[START OF INPUT]

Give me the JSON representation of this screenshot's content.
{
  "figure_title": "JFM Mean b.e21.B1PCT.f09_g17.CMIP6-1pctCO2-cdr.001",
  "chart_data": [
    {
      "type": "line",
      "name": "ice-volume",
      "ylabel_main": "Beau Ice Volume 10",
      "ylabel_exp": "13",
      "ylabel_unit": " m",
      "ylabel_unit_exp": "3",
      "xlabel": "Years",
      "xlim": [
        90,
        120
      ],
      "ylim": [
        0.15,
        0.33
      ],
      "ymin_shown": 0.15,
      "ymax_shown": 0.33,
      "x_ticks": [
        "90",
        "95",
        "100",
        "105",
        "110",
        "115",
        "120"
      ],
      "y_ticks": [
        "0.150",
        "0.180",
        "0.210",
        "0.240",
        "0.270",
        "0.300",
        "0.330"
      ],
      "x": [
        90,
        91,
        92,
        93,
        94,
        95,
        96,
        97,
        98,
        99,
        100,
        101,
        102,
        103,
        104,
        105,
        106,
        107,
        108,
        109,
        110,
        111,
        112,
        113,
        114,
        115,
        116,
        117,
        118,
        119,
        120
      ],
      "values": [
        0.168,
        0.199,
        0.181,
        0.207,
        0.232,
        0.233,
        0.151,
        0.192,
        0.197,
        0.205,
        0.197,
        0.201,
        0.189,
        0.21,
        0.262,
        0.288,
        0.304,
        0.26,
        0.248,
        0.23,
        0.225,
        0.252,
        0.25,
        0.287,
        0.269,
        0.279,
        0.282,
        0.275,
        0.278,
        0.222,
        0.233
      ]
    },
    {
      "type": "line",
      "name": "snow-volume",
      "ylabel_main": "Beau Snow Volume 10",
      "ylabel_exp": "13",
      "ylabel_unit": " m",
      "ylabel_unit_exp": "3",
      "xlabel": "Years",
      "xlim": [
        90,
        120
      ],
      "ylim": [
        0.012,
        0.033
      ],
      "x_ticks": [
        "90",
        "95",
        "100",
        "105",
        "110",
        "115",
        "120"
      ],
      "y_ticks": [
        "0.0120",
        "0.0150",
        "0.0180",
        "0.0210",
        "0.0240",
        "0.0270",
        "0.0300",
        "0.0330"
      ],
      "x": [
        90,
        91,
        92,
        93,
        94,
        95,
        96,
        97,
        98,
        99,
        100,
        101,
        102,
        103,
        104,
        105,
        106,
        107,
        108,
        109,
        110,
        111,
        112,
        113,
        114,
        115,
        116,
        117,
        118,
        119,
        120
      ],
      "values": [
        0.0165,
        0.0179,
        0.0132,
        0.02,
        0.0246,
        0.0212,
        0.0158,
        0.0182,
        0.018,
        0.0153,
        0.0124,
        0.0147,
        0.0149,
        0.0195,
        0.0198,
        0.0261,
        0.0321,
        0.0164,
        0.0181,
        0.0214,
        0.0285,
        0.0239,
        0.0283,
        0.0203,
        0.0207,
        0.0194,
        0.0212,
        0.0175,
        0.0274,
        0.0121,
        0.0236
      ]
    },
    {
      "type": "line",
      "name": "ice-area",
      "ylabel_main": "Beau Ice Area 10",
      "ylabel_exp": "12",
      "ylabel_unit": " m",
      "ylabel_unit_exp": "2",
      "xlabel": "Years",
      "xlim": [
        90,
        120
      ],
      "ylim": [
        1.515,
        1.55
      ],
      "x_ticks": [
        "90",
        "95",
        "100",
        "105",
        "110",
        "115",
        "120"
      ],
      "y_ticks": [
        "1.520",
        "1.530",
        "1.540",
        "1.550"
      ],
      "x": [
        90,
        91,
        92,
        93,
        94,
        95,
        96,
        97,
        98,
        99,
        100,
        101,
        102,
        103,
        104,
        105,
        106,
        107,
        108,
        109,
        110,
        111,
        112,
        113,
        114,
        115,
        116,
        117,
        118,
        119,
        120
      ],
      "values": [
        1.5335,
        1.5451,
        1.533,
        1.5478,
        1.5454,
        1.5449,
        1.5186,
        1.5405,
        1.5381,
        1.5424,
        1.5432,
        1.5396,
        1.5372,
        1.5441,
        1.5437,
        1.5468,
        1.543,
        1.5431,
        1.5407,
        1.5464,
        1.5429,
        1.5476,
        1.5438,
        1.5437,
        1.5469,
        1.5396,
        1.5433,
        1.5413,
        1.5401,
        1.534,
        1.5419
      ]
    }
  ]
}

[END OF INPUT]

YOUR GOAL: Reproduce the material exactly, with every line intact.

RESULT FOR THIS EXERCISE:
Give me the JSON representation of this screenshot's content.
{
  "figure_title": "JFM Mean b.e21.B1PCT.f09_g17.CMIP6-1pctCO2-cdr.001",
  "chart_data": [
    {
      "type": "line",
      "name": "ice-volume",
      "ylabel_main": "Beau Ice Volume 10",
      "ylabel_exp": "13",
      "ylabel_unit": " m",
      "ylabel_unit_exp": "3",
      "xlabel": "Years",
      "xlim": [
        90,
        120
      ],
      "ylim": [
        0.15,
        0.33
      ],
      "ymin_shown": 0.15,
      "ymax_shown": 0.33,
      "x_ticks": [
        "90",
        "95",
        "100",
        "105",
        "110",
        "115",
        "120"
      ],
      "y_ticks": [
        "0.150",
        "0.180",
        "0.210",
        "0.240",
        "0.270",
        "0.300",
        "0.330"
      ],
      "x": [
        90,
        91,
        92,
        93,
        94,
        95,
        96,
        97,
        98,
        99,
        100,
        101,
        102,
        103,
        104,
        105,
        106,
        107,
        108,
        109,
        110,
        111,
        112,
        113,
        114,
        115,
        116,
        117,
        118,
        119,
        120
      ],
      "values": [
        0.168,
        0.199,
        0.181,
        0.207,
        0.232,
        0.233,
        0.151,
        0.192,
        0.197,
        0.205,
        0.197,
        0.201,
        0.189,
        0.21,
        0.262,
        0.288,
        0.304,
        0.26,
        0.248,
        0.23,
        0.225,
        0.252,
        0.25,
        0.287,
        0.269,
        0.279,
        0.282,
        0.275,
        0.278,
        0.222,
        0.233
      ]
    },
    {
      "type": "line",
      "name": "snow-volume",
      "ylabel_main": "Beau Snow Volume 10",
      "ylabel_exp": "13",
      "ylabel_unit": " m",
      "ylabel_unit_exp": "3",
      "xlabel": "Years",
      "xlim": [
        90,
        120
      ],
      "ylim": [
        0.012,
        0.033
      ],
      "x_ticks": [
        "90",
        "95",
        "100",
        "105",
        "110",
        "115",
        "120"
      ],
      "y_ticks": [
        "0.0120",
        "0.0150",
        "0.0180",
        "0.0210",
        "0.0240",
        "0.0270",
        "0.0300",
        "0.0330"
      ],
      "x": [
        90,
        91,
        92,
        93,
        94,
        95,
        96,
        97,
        98,
        99,
        100,
        101,
        102,
        103,
        104,
        105,
        106,
        107,
        108,
        109,
        110,
        111,
        112,
        113,
        114,
        115,
        116,
        117,
        118,
        119,
        120
      ],
      "values": [
        0.0165,
        0.0179,
        0.0132,
        0.02,
        0.0246,
        0.0212,
        0.0158,
        0.0182,
        0.018,
        0.0153,
        0.0124,
        0.0147,
        0.0149,
        0.0195,
        0.0198,
        0.0261,
        0.0321,
        0.0164,
        0.0181,
        0.0214,
        0.0285,
        0.0239,
        0.0283,
        0.0203,
        0.0207,
        0.0194,
        0.0212,
        0.0175,
        0.0274,
        0.0121,
        0.0236
      ]
    },
    {
      "type": "line",
      "name": "ice-area",
      "ylabel_main": "Beau Ice Area 10",
      "ylabel_exp": "12",
      "ylabel_unit": " m",
      "ylabel_unit_exp": "2",
      "xlabel": "Years",
      "xlim": [
        90,
        120
      ],
      "ylim": [
        1.515,
        1.55
      ],
      "x_ticks": [
        "90",
        "95",
        "100",
        "105",
        "110",
        "115",
        "120"
      ],
      "y_ticks": [
        "1.520",
        "1.530",
        "1.540",
        "1.550"
      ],
      "x": [
        90,
        91,
        92,
        93,
        94,
        95,
        96,
        97,
        98,
        99,
        100,
        101,
        102,
        103,
        104,
        105,
        106,
        107,
        108,
        109,
        110,
        111,
        112,
        113,
        114,
        115,
        116,
        117,
        118,
        119,
        120
      ],
      "values": [
        1.5335,
        1.5451,
        1.533,
        1.5478,
        1.5454,
        1.5449,
        1.5186,
        1.5405,
        1.5381,
        1.5424,
        1.5432,
        1.5396,
        1.5372,
        1.5441,
        1.5437,
        1.5468,
        1.543,
        1.5431,
        1.5407,
        1.5464,
        1.5429,
        1.5476,
        1.5438,
        1.5437,
        1.5469,
        1.5396,
        1.5433,
        1.5413,
        1.5401,
        1.534,
        1.5419
      ]
    }
  ]
}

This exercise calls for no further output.